→ Rows:
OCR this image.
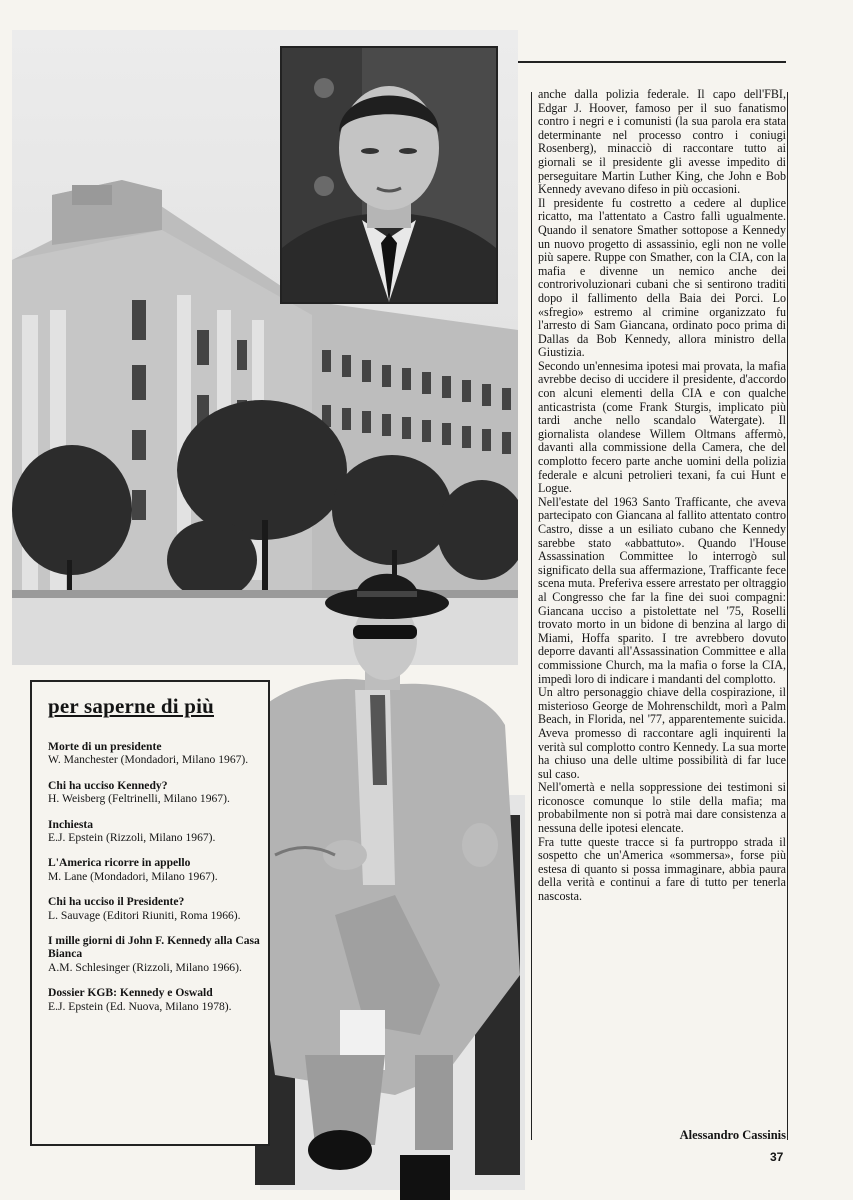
anche dalla polizia federale. Il capo dell'FBI, Edgar J. Hoover, famoso per il suo fanatismo contro i negri e i comunisti (la sua parola era stata determinante nel processo contro i coniugi Rosenberg), minacciò di raccontare tutto ai giornali se il presidente gli avesse impedito di perseguitare Martin Luther King, che John e Bob Kennedy avevano difeso in più occasioni.

Il presidente fu costretto a cedere al duplice ricatto, ma l'attentato a Castro fallì ugualmente. Quando il senatore Smather sottopose a Kennedy un nuovo progetto di assassinio, egli non ne volle più sapere. Ruppe con Smather, con la CIA, con la mafia e divenne un nemico anche dei controrivoluzionari cubani che si sentirono traditi dopo il fallimento della Baia dei Porci. Lo «sfregio» estremo al crimine organizzato fu l'arresto di Sam Giancana, ordinato poco prima di Dallas da Bob Kennedy, allora ministro della Giustizia.

Secondo un'ennesima ipotesi mai provata, la mafia avrebbe deciso di uccidere il presidente, d'accordo con alcuni elementi della CIA e con qualche anticastrista (come Frank Sturgis, implicato più tardi anche nello scandalo Watergate). Il giornalista olandese Willem Oltmans affermò, davanti alla commissione della Camera, che del complotto fecero parte anche uomini della polizia federale e alcuni petrolieri texani, fa cui Hunt e Logue.

Nell'estate del 1963 Santo Trafficante, che aveva partecipato con Giancana al fallito attentato contro Castro, disse a un esiliato cubano che Kennedy sarebbe stato «abbattuto». Quando l'House Assassination Committee lo interrogò sul significato della sua affermazione, Trafficante fece scena muta. Preferiva essere arrestato per oltraggio al Congresso che far la fine dei suoi compagni: Giancana ucciso a pistolettate nel '75, Roselli trovato morto in un bidone di benzina al largo di Miami, Hoffa sparito. I tre avrebbero dovuto deporre davanti all'Assassination Committee e alla commissione Church, ma la mafia o forse la CIA, impedì loro di indicare i mandanti del complotto.

Un altro personaggio chiave della cospirazione, il misterioso George de Mohrenschildt, morì a Palm Beach, in Florida, nel '77, apparentemente suicida. Aveva promesso di raccontare agli inquirenti la verità sul complotto contro Kennedy. La sua morte ha chiuso una delle ultime possibilità di far luce sul caso.

Nell'omertà e nella soppressione dei testimoni si riconosce comunque lo stile della mafia; ma probabilmente non si potrà mai dare consistenza a nessuna delle ipotesi elencate.

Fra tutte queste tracce si fa purtroppo strada il sospetto che un'America «sommersa», forse più estesa di quanto si possa immaginare, abbia paura della verità e continui a fare di tutto per tenerla nascosta.

Alessandro Cassinis
per saperne di più
Morte di un presidente
W. Manchester (Mondadori, Milano 1967).
Chi ha ucciso Kennedy?
H. Weisberg (Feltrinelli, Milano 1967).
Inchiesta
E.J. Epstein (Rizzoli, Milano 1967).
L'America ricorre in appello
M. Lane (Mondadori, Milano 1967).
Chi ha ucciso il Presidente?
L. Sauvage (Editori Riuniti, Roma 1966).
I mille giorni di John F. Kennedy alla Casa Bianca
A.M. Schlesinger (Rizzoli, Milano 1966).
Dossier KGB: Kennedy e Oswald
E.J. Epstein (Ed. Nuova, Milano 1978).
37
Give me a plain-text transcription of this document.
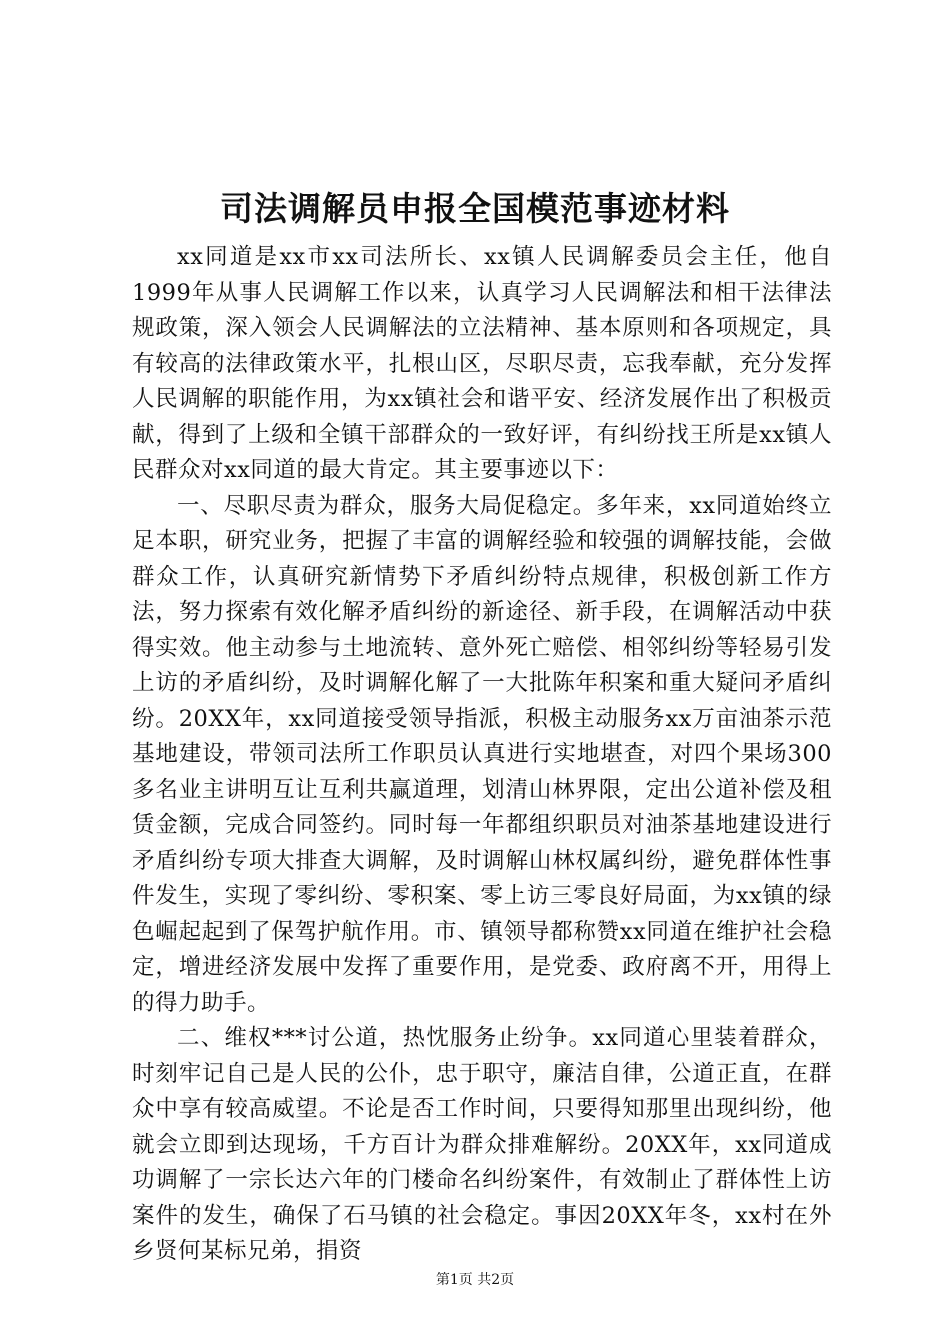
司法调解员申报全国模范事迹材料

xx同道是xx市xx司法所长、xx镇人民调解委员会主任，他自1999年从事人民调解工作以来，认真学习人民调解法和相干法律法规政策，深入领会人民调解法的立法精神、基本原则和各项规定，具有较高的法律政策水平，扎根山区，尽职尽责，忘我奉献，充分发挥人民调解的职能作用，为xx镇社会和谐平安、经济发展作出了积极贡献，得到了上级和全镇干部群众的一致好评，有纠纷找王所是xx镇人民群众对xx同道的最大肯定。其主要事迹以下：

一、尽职尽责为群众，服务大局促稳定。多年来，xx同道始终立足本职，研究业务，把握了丰富的调解经验和较强的调解技能，会做群众工作，认真研究新情势下矛盾纠纷特点规律，积极创新工作方法，努力探索有效化解矛盾纠纷的新途径、新手段，在调解活动中获得实效。他主动参与土地流转、意外死亡赔偿、相邻纠纷等轻易引发上访的矛盾纠纷，及时调解化解了一大批陈年积案和重大疑问矛盾纠纷。20XX年，xx同道接受领导指派，积极主动服务xx万亩油茶示范基地建设，带领司法所工作职员认真进行实地堪查，对四个果场300多名业主讲明互让互利共赢道理，划清山林界限，定出公道补偿及租赁金额，完成合同签约。同时每一年都组织职员对油茶基地建设进行矛盾纠纷专项大排查大调解，及时调解山林权属纠纷，避免群体性事件发生，实现了零纠纷、零积案、零上访三零良好局面，为xx镇的绿色崛起起到了保驾护航作用。市、镇领导都称赞xx同道在维护社会稳定，增进经济发展中发挥了重要作用，是党委、政府离不开，用得上的得力助手。

二、维权***讨公道，热忱服务止纷争。xx同道心里装着群众，时刻牢记自己是人民的公仆，忠于职守，廉洁自律，公道正直，在群众中享有较高威望。不论是否工作时间，只要得知那里出现纠纷，他就会立即到达现场，千方百计为群众排难解纷。20XX年，xx同道成功调解了一宗长达六年的门楼命名纠纷案件，有效制止了群体性上访案件的发生，确保了石马镇的社会稳定。事因20XX年冬，xx村在外乡贤何某标兄弟，捐资

第1页 共2页
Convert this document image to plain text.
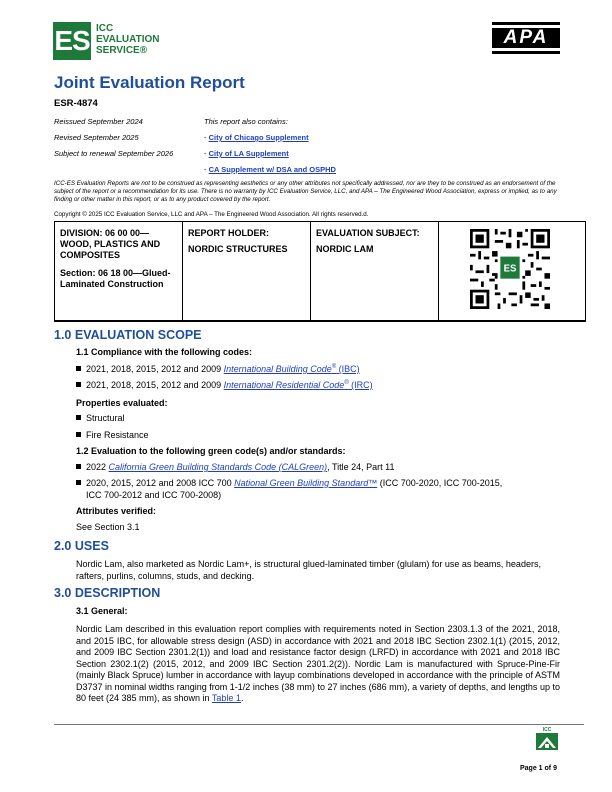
ES ICC
EVALUATION
SERVICE®
APA
Joint Evaluation Report
ESR-4874
Reissued September 2024
Revised September 2025
Subject to renewal September 2026
This report also contains:
- City of Chicago Supplement
- City of LA Supplement
- CA Supplement w/ DSA and OSPHD
ICC-ES Evaluation Reports are not to be construed as representing aesthetics or any other attributes not specifically addressed, nor are they to be construed as an endorsement of the subject of the report or a recommendation for its use. There is no warranty by ICC Evaluation Service, LLC, and APA – The Engineered Wood Association, express or implied, as to any finding or other matter in this report, or as to any product covered by the report.
Copyright © 2025 ICC Evaluation Service, LLC and APA – The Engineered Wood Association. All rights reserved.d.
DIVISION: 06 00 00—WOOD, PLASTICS AND COMPOSITES
Section: 06 18 00—Glued-Laminated Construction
REPORT HOLDER:
NORDIC STRUCTURES
EVALUATION SUBJECT:
NORDIC LAM
ES
1.0 EVALUATION SCOPE
1.1 Compliance with the following codes:
2021, 2018, 2015, 2012 and 2009 International Building Code® (IBC)
2021, 2018, 2015, 2012 and 2009 International Residential Code® (IRC)
Properties evaluated:
Structural
Fire Resistance
1.2 Evaluation to the following green code(s) and/or standards:
2022 California Green Building Standards Code (CALGreen), Title 24, Part 11
2020, 2015, 2012 and 2008 ICC 700 National Green Building Standard™ (ICC 700-2020, ICC 700-2015,
ICC 700-2012 and ICC 700-2008)
Attributes verified:
See Section 3.1
2.0 USES
Nordic Lam, also marketed as Nordic Lam+, is structural glued-laminated timber (glulam) for use as beams, headers, rafters, purlins, columns, studs, and decking.
3.0 DESCRIPTION
3.1 General:
Nordic Lam described in this evaluation report complies with requirements noted in Section 2303.1.3 of the 2021, 2018, and 2015 IBC, for allowable stress design (ASD) in accordance with 2021 and 2018 IBC Section 2302.1(1) (2015, 2012, and 2009 IBC Section 2301.2(1)) and load and resistance factor design (LRFD) in accordance with 2021 and 2018 IBC Section 2302.1(2) (2015, 2012, and 2009 IBC Section 2301.2(2)). Nordic Lam is manufactured with Spruce-Pine-Fir (mainly Black Spruce) lumber in accordance with layup combinations developed in accordance with the principle of ASTM D3737 in nominal widths ranging from 1-1/2 inches (38 mm) to 27 inches (686 mm), a variety of depths, and lengths up to 80 feet (24 385 mm), as shown in Table 1.
ICC
Page 1 of 9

→ The problem: Across all the entries, count the lines that contain the word "Building" and give the number by itself.

→ Worked solution: 3